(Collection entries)
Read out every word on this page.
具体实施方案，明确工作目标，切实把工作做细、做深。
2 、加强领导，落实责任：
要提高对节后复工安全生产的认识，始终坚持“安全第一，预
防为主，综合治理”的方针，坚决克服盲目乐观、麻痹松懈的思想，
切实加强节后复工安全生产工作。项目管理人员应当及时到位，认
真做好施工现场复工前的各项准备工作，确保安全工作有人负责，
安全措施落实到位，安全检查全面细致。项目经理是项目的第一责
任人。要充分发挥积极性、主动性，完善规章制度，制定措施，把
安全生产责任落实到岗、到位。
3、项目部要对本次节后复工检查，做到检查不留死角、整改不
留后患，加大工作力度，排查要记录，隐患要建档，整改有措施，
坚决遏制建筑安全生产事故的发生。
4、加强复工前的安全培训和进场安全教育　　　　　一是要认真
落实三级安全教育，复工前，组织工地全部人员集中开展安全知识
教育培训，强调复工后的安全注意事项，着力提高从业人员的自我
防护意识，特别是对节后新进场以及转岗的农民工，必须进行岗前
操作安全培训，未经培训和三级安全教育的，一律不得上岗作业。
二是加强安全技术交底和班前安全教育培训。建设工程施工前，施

_Stated exercise_.
Output every record above exactly as it appears.

_Expected answer_.
Read out every word on this page.
具体实施方案，明确工作目标，切实把工作做细、做深。
2 、加强领导，落实责任：
要提高对节后复工安全生产的认识，始终坚持“安全第一，预
防为主，综合治理”的方针，坚决克服盲目乐观、麻痹松懈的思想，
切实加强节后复工安全生产工作。项目管理人员应当及时到位，认
真做好施工现场复工前的各项准备工作，确保安全工作有人负责，
安全措施落实到位，安全检查全面细致。项目经理是项目的第一责
任人。要充分发挥积极性、主动性，完善规章制度，制定措施，把
安全生产责任落实到岗、到位。
3、项目部要对本次节后复工检查，做到检查不留死角、整改不
留后患，加大工作力度，排查要记录，隐患要建档，整改有措施，
坚决遏制建筑安全生产事故的发生。
4、加强复工前的安全培训和进场安全教育　　　　　一是要认真
落实三级安全教育，复工前，组织工地全部人员集中开展安全知识
教育培训，强调复工后的安全注意事项，着力提高从业人员的自我
防护意识，特别是对节后新进场以及转岗的农民工，必须进行岗前
操作安全培训，未经培训和三级安全教育的，一律不得上岗作业。
二是加强安全技术交底和班前安全教育培训。建设工程施工前，施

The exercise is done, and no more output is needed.